In the entries below, find the lines that contain the word "Định" and copy them.

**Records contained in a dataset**
start
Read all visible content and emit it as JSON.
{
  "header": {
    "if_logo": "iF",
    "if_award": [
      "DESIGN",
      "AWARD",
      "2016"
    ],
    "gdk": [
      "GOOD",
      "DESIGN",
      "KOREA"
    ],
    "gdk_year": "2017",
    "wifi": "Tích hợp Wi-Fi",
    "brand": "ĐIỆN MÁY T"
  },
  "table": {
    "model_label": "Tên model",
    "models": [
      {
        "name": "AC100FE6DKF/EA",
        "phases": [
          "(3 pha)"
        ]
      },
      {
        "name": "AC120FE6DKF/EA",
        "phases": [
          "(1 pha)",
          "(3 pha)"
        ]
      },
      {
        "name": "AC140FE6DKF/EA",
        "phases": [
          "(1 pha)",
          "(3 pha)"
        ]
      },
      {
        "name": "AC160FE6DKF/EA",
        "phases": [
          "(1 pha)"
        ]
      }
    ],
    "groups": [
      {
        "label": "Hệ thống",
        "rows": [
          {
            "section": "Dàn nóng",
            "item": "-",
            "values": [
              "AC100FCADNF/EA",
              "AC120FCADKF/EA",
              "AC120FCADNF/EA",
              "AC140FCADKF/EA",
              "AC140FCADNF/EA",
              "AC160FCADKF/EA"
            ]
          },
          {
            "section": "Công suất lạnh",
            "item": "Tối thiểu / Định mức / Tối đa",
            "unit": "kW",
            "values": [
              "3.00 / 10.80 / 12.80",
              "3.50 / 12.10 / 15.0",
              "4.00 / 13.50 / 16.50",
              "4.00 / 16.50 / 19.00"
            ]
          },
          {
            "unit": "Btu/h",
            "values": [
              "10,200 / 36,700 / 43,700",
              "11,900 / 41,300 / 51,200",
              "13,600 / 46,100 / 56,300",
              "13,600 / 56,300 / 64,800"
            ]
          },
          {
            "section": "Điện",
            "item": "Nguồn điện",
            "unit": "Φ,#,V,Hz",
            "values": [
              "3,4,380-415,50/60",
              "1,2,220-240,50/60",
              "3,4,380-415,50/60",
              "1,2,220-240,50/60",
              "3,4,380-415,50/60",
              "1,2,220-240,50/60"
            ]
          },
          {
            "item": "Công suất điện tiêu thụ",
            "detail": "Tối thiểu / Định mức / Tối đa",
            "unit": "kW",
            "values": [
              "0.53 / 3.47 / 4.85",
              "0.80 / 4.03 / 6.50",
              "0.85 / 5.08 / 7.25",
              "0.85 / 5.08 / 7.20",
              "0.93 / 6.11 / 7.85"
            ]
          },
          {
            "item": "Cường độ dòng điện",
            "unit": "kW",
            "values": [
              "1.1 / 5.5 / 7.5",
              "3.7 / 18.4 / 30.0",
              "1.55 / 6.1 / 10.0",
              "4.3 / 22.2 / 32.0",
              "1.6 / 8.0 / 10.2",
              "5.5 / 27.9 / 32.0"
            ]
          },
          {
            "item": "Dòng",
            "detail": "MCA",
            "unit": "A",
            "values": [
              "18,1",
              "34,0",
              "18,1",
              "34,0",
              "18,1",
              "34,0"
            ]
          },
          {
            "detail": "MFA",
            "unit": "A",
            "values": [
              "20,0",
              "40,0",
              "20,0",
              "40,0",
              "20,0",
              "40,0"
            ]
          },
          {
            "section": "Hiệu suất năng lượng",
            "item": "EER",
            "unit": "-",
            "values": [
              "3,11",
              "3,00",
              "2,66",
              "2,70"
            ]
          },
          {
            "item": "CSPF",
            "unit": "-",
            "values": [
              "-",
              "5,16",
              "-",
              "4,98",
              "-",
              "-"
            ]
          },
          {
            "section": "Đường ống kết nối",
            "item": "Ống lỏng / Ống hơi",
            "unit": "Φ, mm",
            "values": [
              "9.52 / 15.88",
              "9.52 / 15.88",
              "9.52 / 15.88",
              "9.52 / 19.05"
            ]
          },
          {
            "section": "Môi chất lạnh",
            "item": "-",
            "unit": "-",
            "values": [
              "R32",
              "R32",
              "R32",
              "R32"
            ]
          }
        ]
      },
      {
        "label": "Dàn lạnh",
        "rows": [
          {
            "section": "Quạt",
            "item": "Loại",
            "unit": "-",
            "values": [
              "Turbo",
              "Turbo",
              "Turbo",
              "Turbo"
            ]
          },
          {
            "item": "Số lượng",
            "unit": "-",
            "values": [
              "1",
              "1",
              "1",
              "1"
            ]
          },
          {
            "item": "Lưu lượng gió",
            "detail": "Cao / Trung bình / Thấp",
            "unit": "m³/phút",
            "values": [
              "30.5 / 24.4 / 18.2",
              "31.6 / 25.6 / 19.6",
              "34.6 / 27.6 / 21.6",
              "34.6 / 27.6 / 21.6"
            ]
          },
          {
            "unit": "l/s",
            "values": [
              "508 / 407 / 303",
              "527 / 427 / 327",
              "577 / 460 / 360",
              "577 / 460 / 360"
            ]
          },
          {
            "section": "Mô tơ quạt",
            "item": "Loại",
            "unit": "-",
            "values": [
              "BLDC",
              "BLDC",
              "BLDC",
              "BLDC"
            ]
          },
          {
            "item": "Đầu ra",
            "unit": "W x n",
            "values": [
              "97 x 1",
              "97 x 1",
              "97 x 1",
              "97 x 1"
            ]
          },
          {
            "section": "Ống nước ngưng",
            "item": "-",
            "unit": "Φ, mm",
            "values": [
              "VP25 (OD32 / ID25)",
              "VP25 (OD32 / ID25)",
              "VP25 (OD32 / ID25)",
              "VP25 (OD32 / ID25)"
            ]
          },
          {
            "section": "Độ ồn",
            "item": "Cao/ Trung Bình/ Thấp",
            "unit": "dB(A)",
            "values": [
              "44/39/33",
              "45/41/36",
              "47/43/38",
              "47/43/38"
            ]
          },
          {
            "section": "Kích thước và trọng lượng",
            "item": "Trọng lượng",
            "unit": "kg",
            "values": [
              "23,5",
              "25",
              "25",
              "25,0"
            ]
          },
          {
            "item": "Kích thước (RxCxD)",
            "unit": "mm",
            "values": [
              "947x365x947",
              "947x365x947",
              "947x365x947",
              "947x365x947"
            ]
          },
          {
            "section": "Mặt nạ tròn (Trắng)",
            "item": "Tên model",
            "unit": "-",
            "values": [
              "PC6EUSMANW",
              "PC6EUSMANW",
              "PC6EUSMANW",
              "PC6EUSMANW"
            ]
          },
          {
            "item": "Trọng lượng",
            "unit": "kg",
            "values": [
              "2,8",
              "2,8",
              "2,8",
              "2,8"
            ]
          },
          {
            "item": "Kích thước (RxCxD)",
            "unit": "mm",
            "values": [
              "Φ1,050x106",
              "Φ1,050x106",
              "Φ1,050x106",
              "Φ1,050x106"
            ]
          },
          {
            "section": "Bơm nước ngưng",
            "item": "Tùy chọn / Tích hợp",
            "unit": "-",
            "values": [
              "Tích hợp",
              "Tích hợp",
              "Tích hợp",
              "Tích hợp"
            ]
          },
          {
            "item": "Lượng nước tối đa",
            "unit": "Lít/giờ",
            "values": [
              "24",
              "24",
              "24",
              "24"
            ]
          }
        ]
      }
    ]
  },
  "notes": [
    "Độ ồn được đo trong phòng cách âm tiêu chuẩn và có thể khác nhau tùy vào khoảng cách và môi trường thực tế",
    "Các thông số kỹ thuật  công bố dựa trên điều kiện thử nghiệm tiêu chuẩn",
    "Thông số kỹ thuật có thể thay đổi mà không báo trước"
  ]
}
end
**Complete output**
            "item": "Tối thiểu / Định mức / Tối đa",
            "detail": "Tối thiểu / Định mức / Tối đa",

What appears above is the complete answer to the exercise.